= DIRECTIONS FOR THIS TASK =
Identify every line in the records below that contains the word "params", and copy each of those lines.

= SOURCE RECORDS =
******************************
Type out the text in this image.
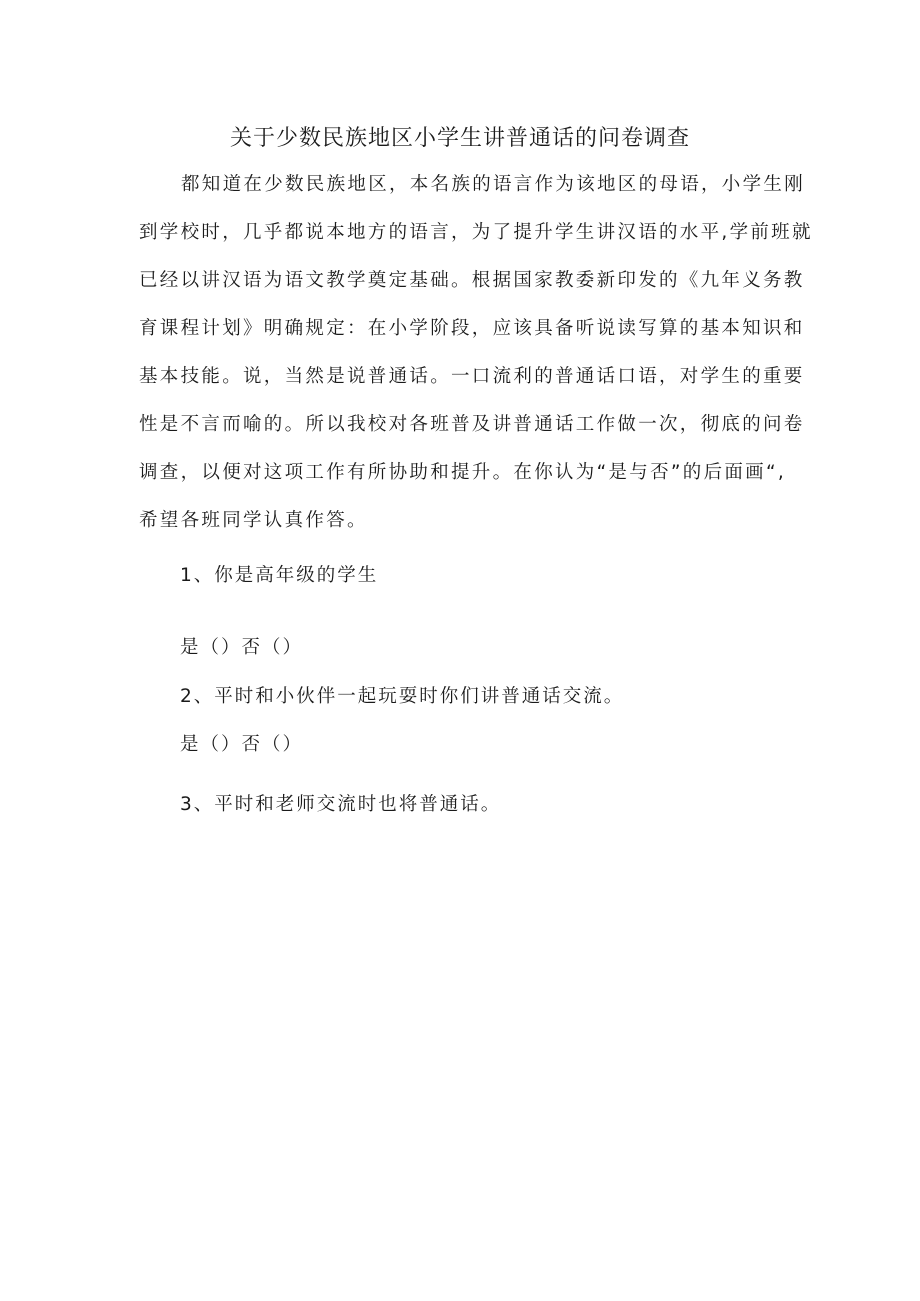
关于少数民族地区小学生讲普通话的问卷调查
都知道在少数民族地区，本名族的语言作为该地区的母语，小学生刚
到学校时，几乎都说本地方的语言，为了提升学生讲汉语的水平,学前班就
已经以讲汉语为语文教学奠定基础。根据国家教委新印发的《九年义务教
育课程计划》明确规定：在小学阶段，应该具备听说读写算的基本知识和
基本技能。说，当然是说普通话。一口流利的普通话口语，对学生的重要
性是不言而喻的。所以我校对各班普及讲普通话工作做一次，彻底的问卷
调查，以便对这项工作有所协助和提升。在你认为“是与否”的后面画“,
希望各班同学认真作答。
1、你是高年级的学生
是（）否（）
2、平时和小伙伴一起玩耍时你们讲普通话交流。
是（）否（）
3、平时和老师交流时也将普通话。
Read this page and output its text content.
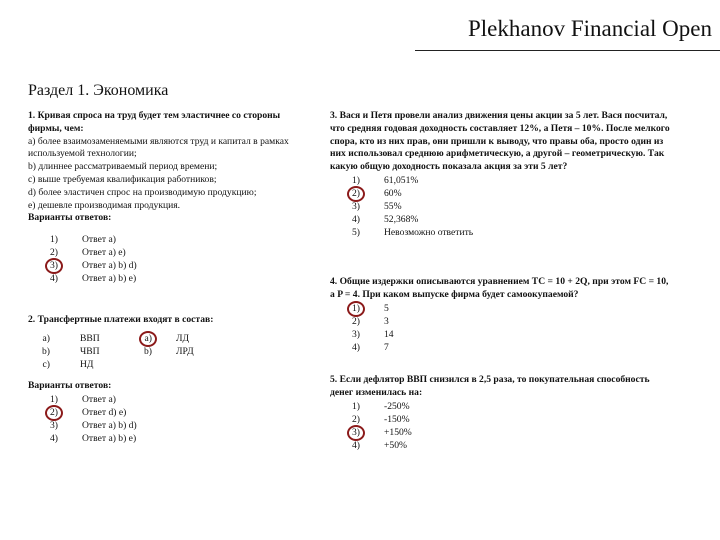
Plekhanov Financial Open
Раздел 1. Экономика
1. Кривая спроса на труд будет тем эластичнее со стороны фирмы, чем:
a) более взаимозаменяемыми являются труд и капитал в рамках используемой технологии;
b) длиннее рассматриваемый период времени;
c) выше требуемая квалификация работников;
d) более эластичен спрос на производимую продукцию;
e) дешевле производимая продукция.
Варианты ответов:
1)	Ответ a)
2)	Ответ a) e)
3)	Ответ a) b) d)
4)	Ответ a) b) e)
2. Трансфертные платежи входят в состав:
a)	ВВП
b)	ЧВП
c)	НД
a)	ЛД
b)	ЛРД
Варианты ответов:
1)	Ответ a)
2)	Ответ d) e)
3)	Ответ a) b) d)
4)	Ответ a) b) e)
3. Вася и Петя провели анализ движения цены акции за 5 лет. Вася посчитал, что средняя годовая доходность составляет 12%, а Петя – 10%. После мелкого спора, кто из них прав, они пришли к выводу, что правы оба, просто один из них использовал среднюю арифметическую, а другой – геометрическую. Так какую общую доходность показала акция за эти 5 лет?
1)	61,051%
2)	60%
3)	55%
4)	52,368%
5)	Невозможно ответить
4. Общие издержки описываются уравнением TC = 10 + 2Q, при этом FC = 10, а P = 4. При каком выпуске фирма будет самоокупаемой?
1)	5
2)	3
3)	14
4)	7
5. Если дефлятор ВВП снизился в 2,5 раза, то покупательная способность денег изменилась на:
1)	-250%
2)	-150%
3)	+150%
4)	+50%
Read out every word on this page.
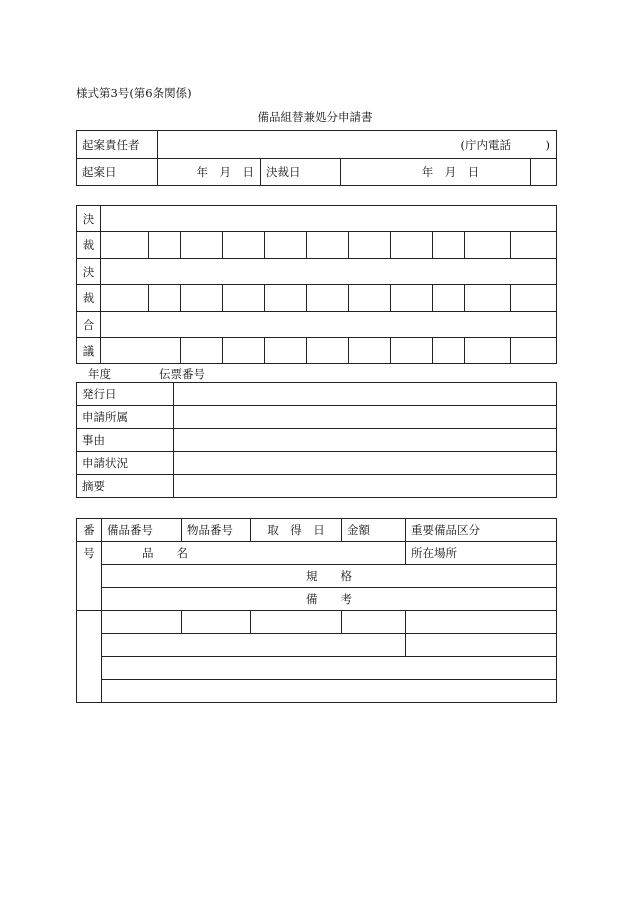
様式第3号(第6条関係)
備品組替兼処分申請書
起案責任者	(庁内電話　　　)			
起案日	年　月　日	決裁日	年　月　日	
決											
裁											
決											
裁											
合											
議											
年度	伝票番号
発行日	
申請所属	
事由	
申請状況	
摘要	
番	備品番号	物品番号	取　得　日	金額	重要備品区分
号	品　　名				所在場所
	規　　格				
	備　　考				
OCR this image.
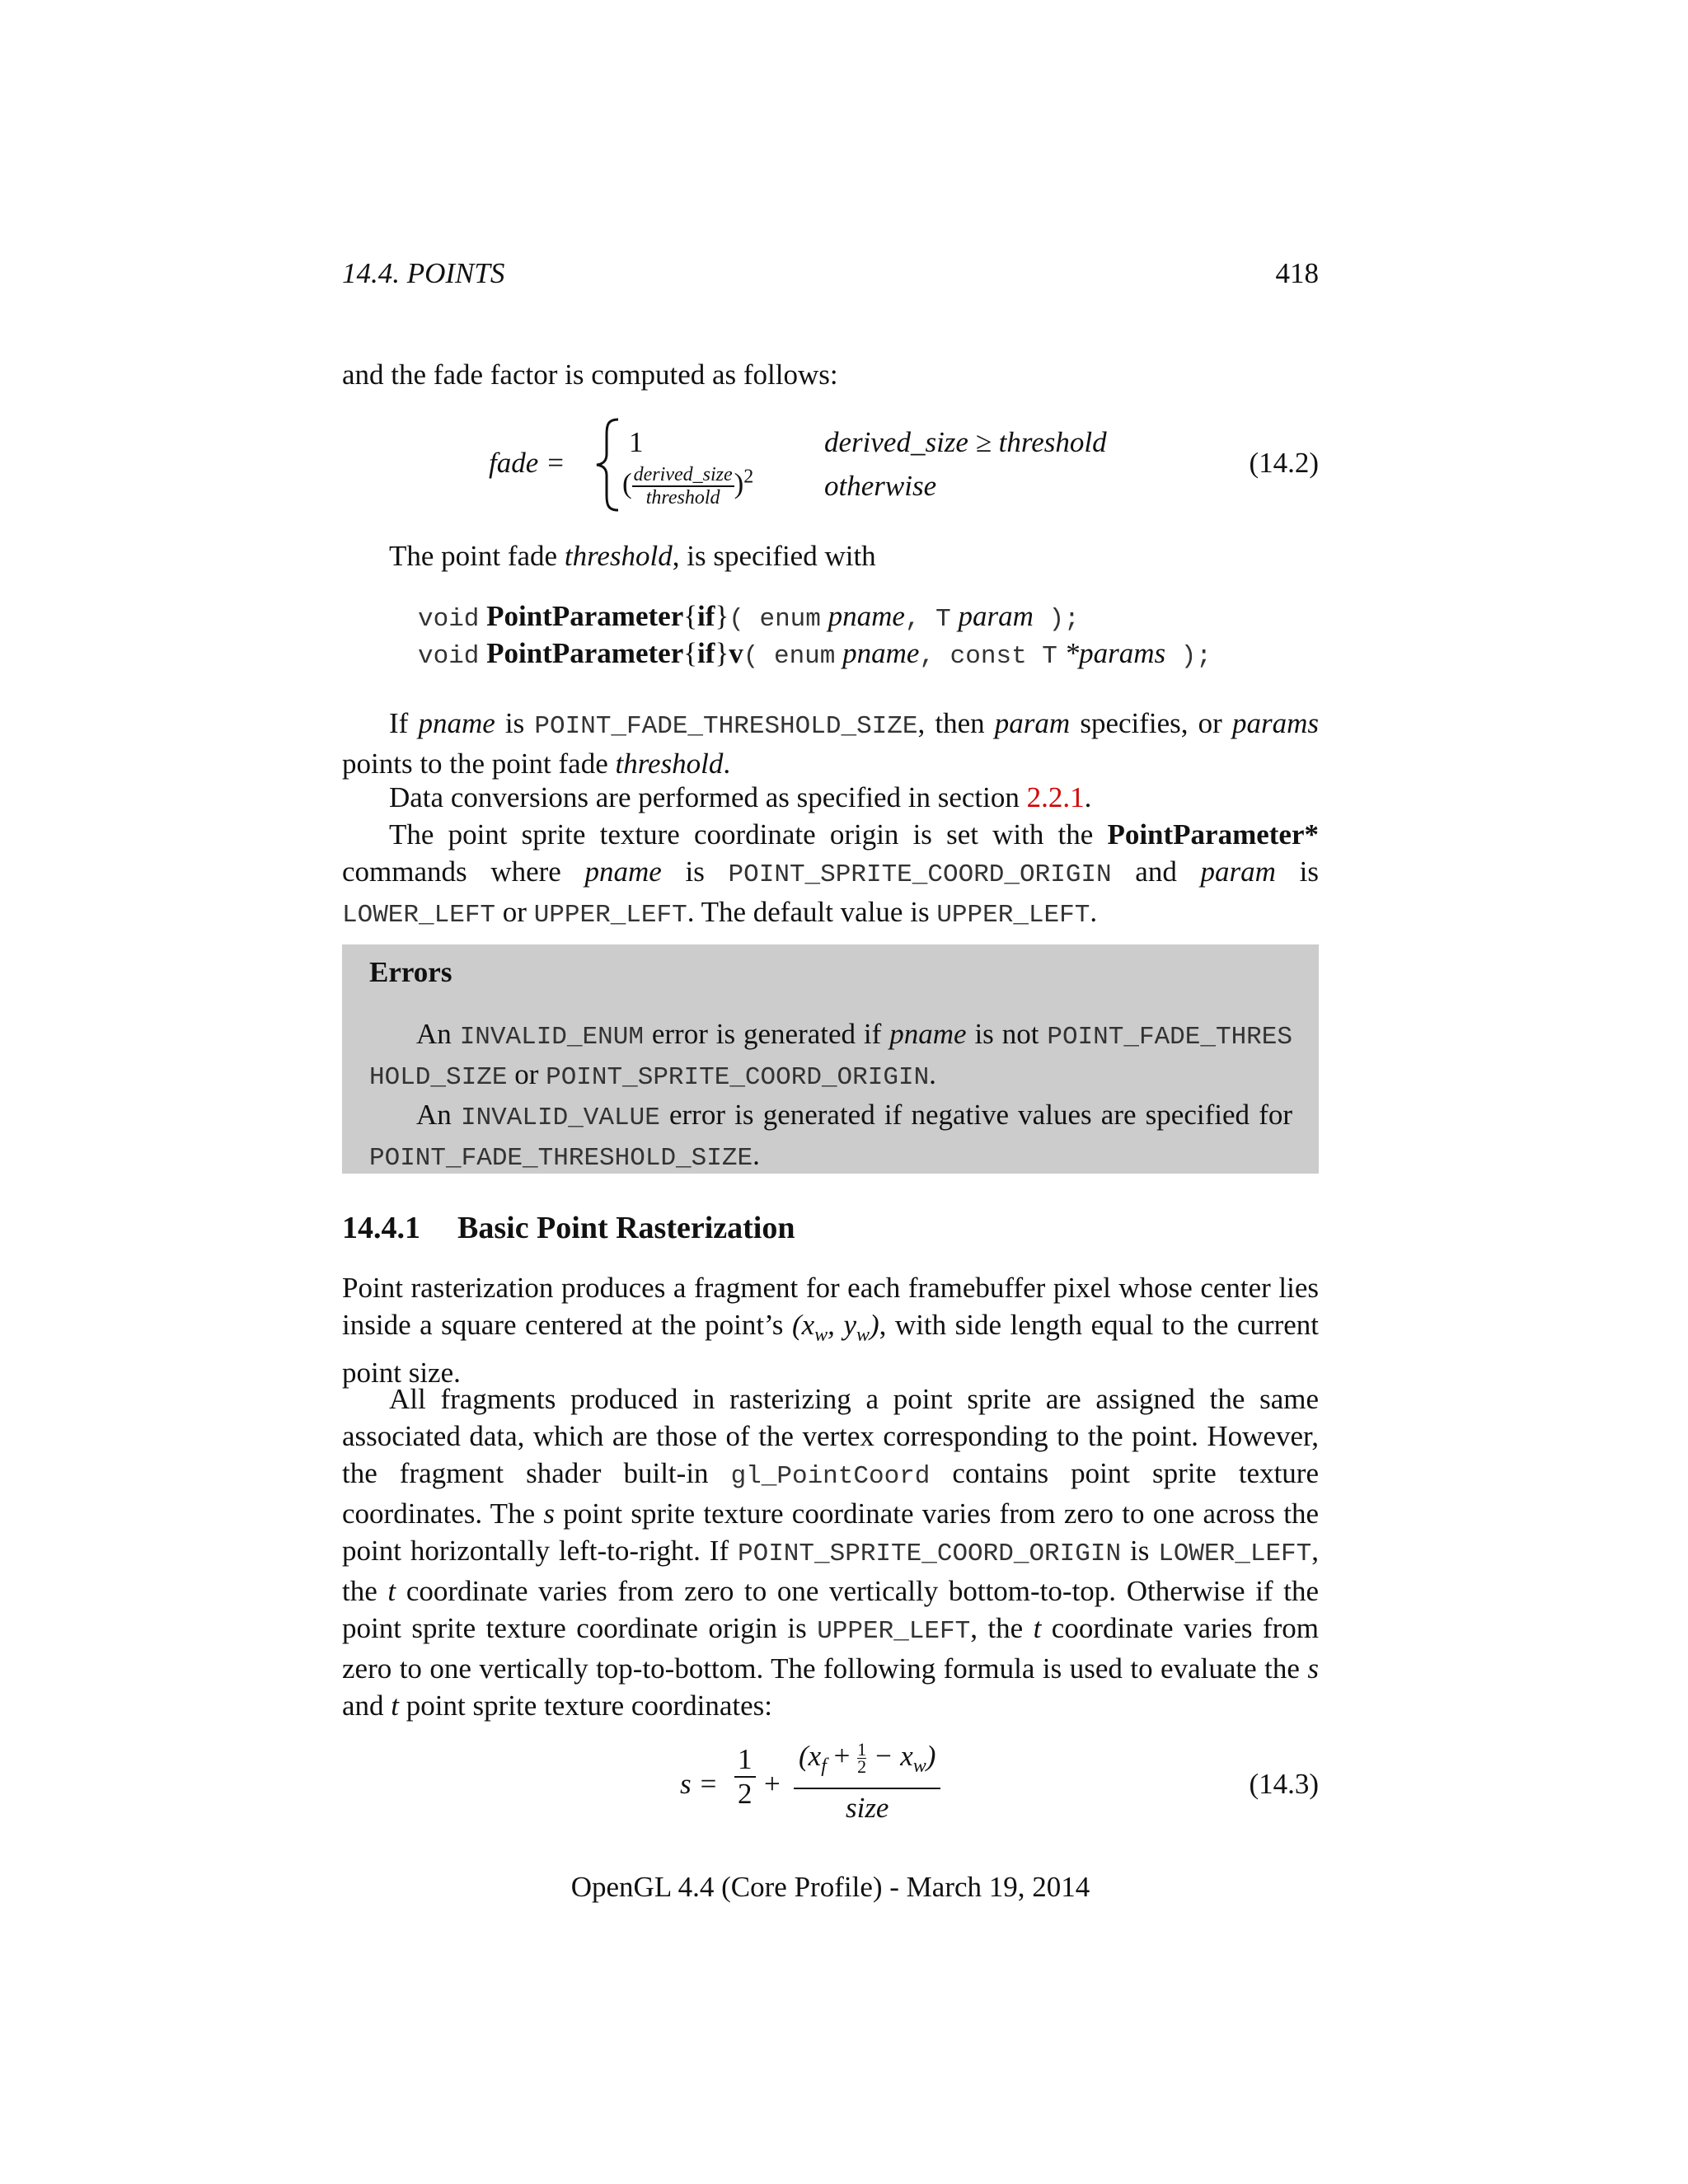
14.4. POINTS	418

and the fade factor is computed as follows:

fade =
1	derived_size ≥ threshold
( $\frac{\text{derived\_size}}{\text{threshold}} )^2$ otherwise
(14.2)

The point fade threshold, is specified with

void PointParameter{if}( enum pname, T param );
void PointParameter{if}v( enum pname, const T *params );

If pname is POINT_FADE_THRESHOLD_SIZE, then param specifies, or params points to the point fade threshold.

Data conversions are performed as specified in section 2.2.1.

The point sprite texture coordinate origin is set with the PointParameter* commands where pname is POINT_SPRITE_COORD_ORIGIN and param is LOWER_LEFT or UPPER_LEFT. The default value is UPPER_LEFT.

Errors

An INVALID_ENUM error is generated if pname is not POINT_FADE_THRESHOLD_SIZE or POINT_SPRITE_COORD_ORIGIN.
An INVALID_VALUE error is generated if negative values are specified for POINT_FADE_THRESHOLD_SIZE.

14.4.1 Basic Point Rasterization

Point rasterization produces a fragment for each framebuffer pixel whose center lies inside a square centered at the point’s ($x_w$, $y_w$), with side length equal to the current point size.

All fragments produced in rasterizing a point sprite are assigned the same associated data, which are those of the vertex corresponding to the point. However, the fragment shader built-in gl_PointCoord contains point sprite texture coordinates. The s point sprite texture coordinate varies from zero to one across the point horizontally left-to-right. If POINT_SPRITE_COORD_ORIGIN is LOWER_LEFT, the t coordinate varies from zero to one vertically bottom-to-top. Otherwise if the point sprite texture coordinate origin is UPPER_LEFT, the t coordinate varies from zero to one vertically top-to-bottom. The following formula is used to evaluate the s and t point sprite texture coordinates:

$s = \frac{1}{2}$ +
$(x_f + \frac{1}{2} - x_w)$
size
(14.3)
OpenGL 4.4 (Core Profile) - March 19, 2014
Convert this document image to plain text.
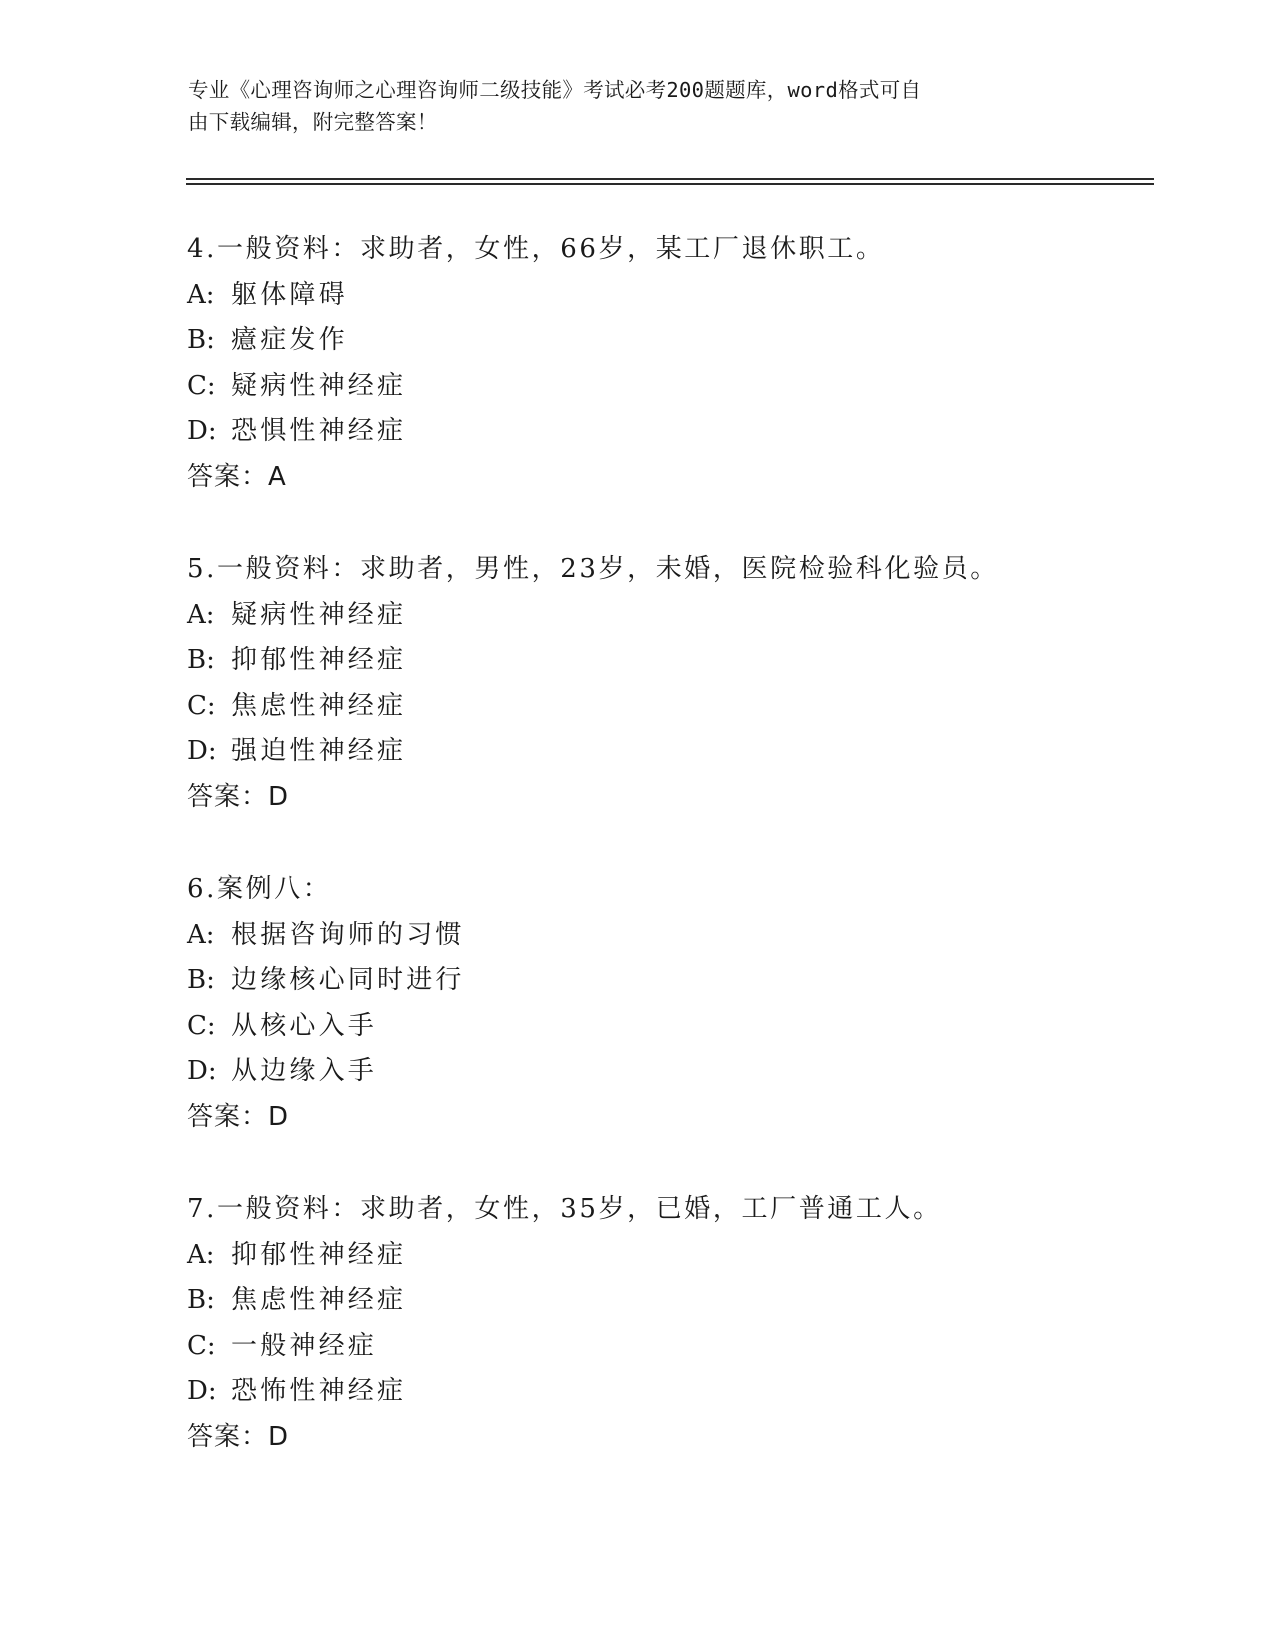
专业《心理咨询师之心理咨询师二级技能》考试必考200题题库，word格式可自
由下载编辑，附完整答案！
4.一般资料：求助者，女性，66岁，某工厂退休职工。
A: 躯体障碍
B: 癔症发作
C: 疑病性神经症
D: 恐惧性神经症
答案：A
5.一般资料：求助者，男性，23岁，未婚，医院检验科化验员。
A: 疑病性神经症
B: 抑郁性神经症
C: 焦虑性神经症
D: 强迫性神经症
答案：D
6.案例八：
A: 根据咨询师的习惯
B: 边缘核心同时进行
C: 从核心入手
D: 从边缘入手
答案：D
7.一般资料：求助者，女性，35岁，已婚，工厂普通工人。
A: 抑郁性神经症
B: 焦虑性神经症
C: 一般神经症
D: 恐怖性神经症
答案：D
******************************
= SOLUTION =
void PointParameter{if}v( enum pname, const T *params );
If pname is POINT_FADE_THRESHOLD_SIZE, then param specifies, or params points to the point fade threshold.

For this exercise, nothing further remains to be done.